THE DATA
━━━

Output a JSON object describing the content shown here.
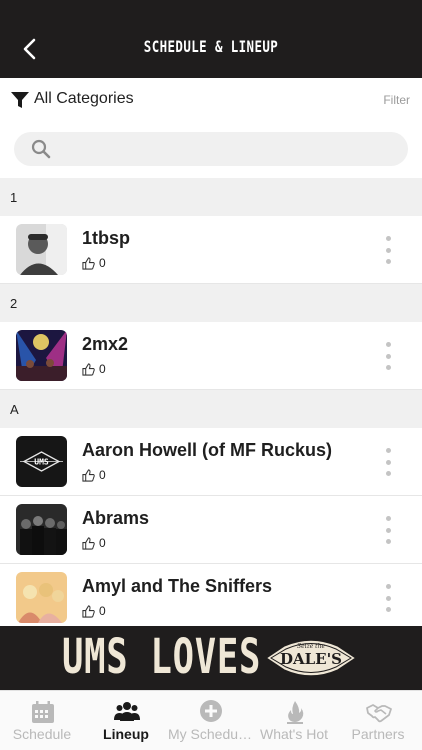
{
  "header": {
    "title": "SCHEDULE & LINEUP"
  },
  "filter": {
    "category": "All Categories",
    "filter_label": "Filter"
  },
  "search": {
    "placeholder": "",
    "value": ""
  },
  "sections": [
    {
      "letter": "1",
      "items": [
        {
          "name": "1tbsp",
          "likes": "0"
        }
      ]
    },
    {
      "letter": "2",
      "items": [
        {
          "name": "2mx2",
          "likes": "0"
        }
      ]
    },
    {
      "letter": "A",
      "items": [
        {
          "name": "Aaron Howell (of MF Ruckus)",
          "likes": "0"
        },
        {
          "name": "Abrams",
          "likes": "0"
        },
        {
          "name": "Amyl and The Sniffers",
          "likes": "0"
        }
      ]
    }
  ],
  "banner": {
    "text": "UMS LOVES",
    "logo_text": "DALE'S",
    "logo_top": "Seize the"
  },
  "tabs": [
    {
      "label": "Schedule",
      "icon": "calendar-icon",
      "active": false
    },
    {
      "label": "Lineup",
      "icon": "people-icon",
      "active": true
    },
    {
      "label": "My Schedu…",
      "icon": "plus-circle-icon",
      "active": false
    },
    {
      "label": "What's Hot",
      "icon": "flame-icon",
      "active": false
    },
    {
      "label": "Partners",
      "icon": "handshake-icon",
      "active": false
    }
  ],
  "colors": {
    "header_bg": "#1f1d1d",
    "section_bg": "#f0f0f0",
    "inactive_tab": "#b9b9b9",
    "active_tab": "#1a1a1a"
  }
}
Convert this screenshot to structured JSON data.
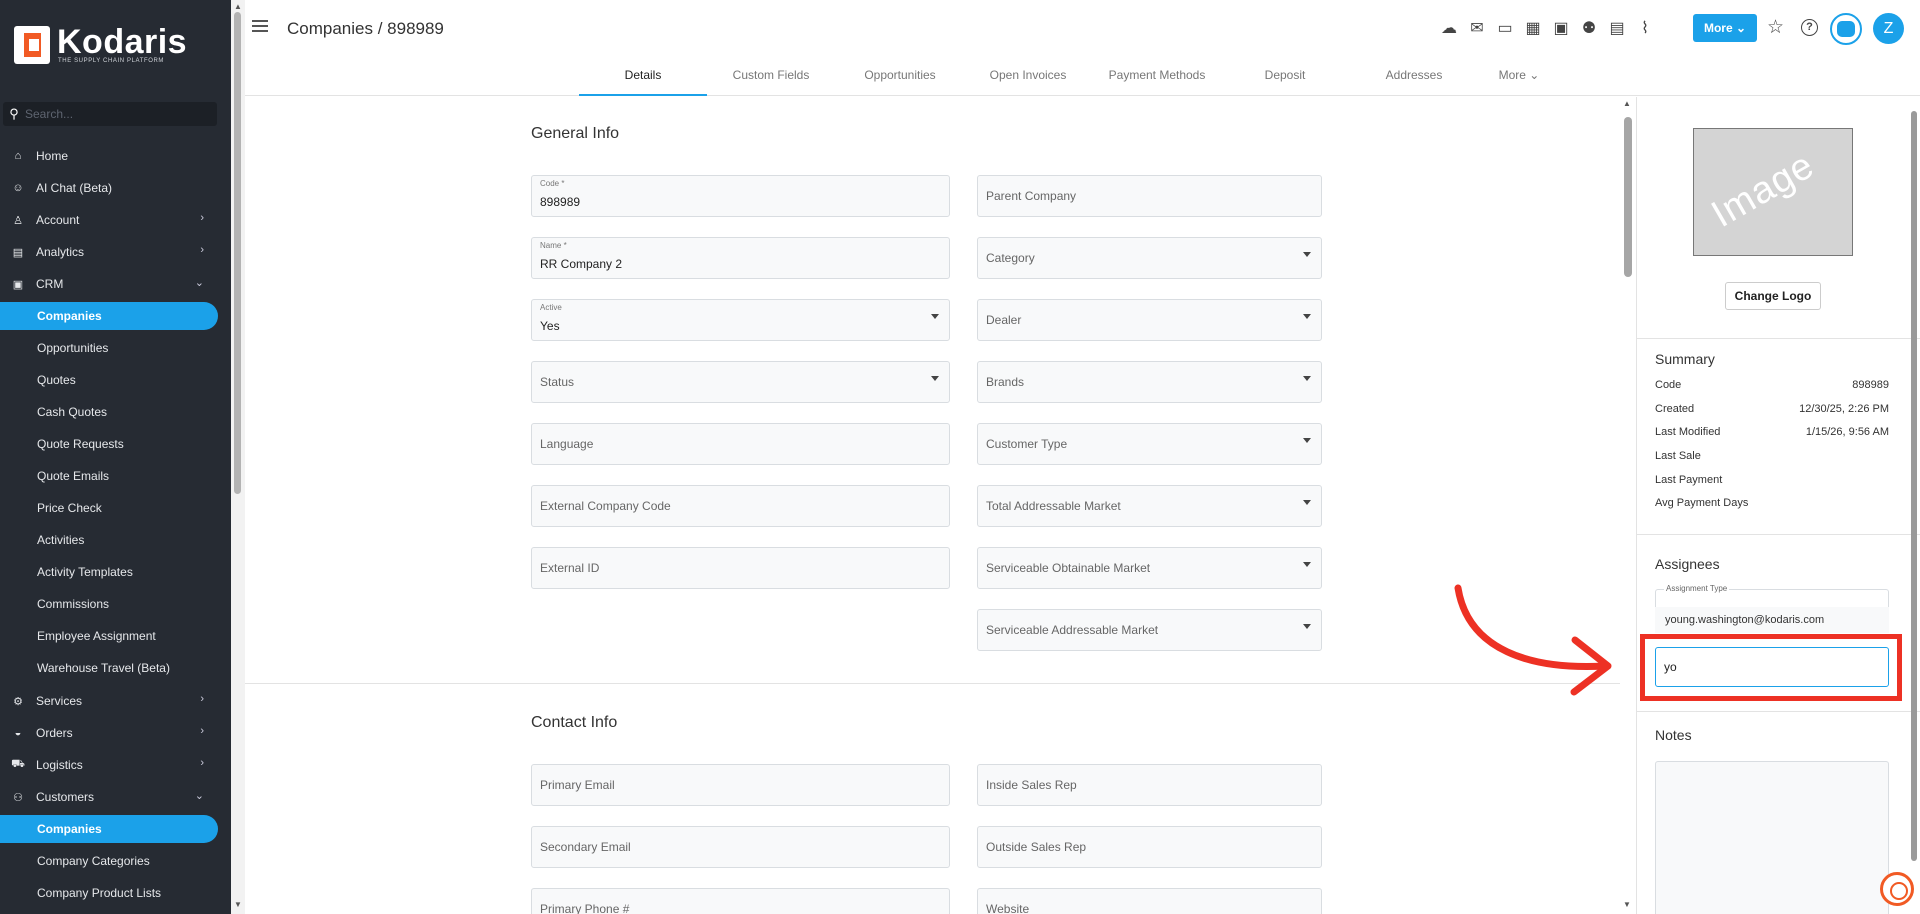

━━━

WHAT IS REQUIRED
From the records above, pull out every line containing the word "JSON".

ANSWER TO THE EXERCISE
Output a JSON object describing the content shown here.
Convert this screenshot to structured JSON data.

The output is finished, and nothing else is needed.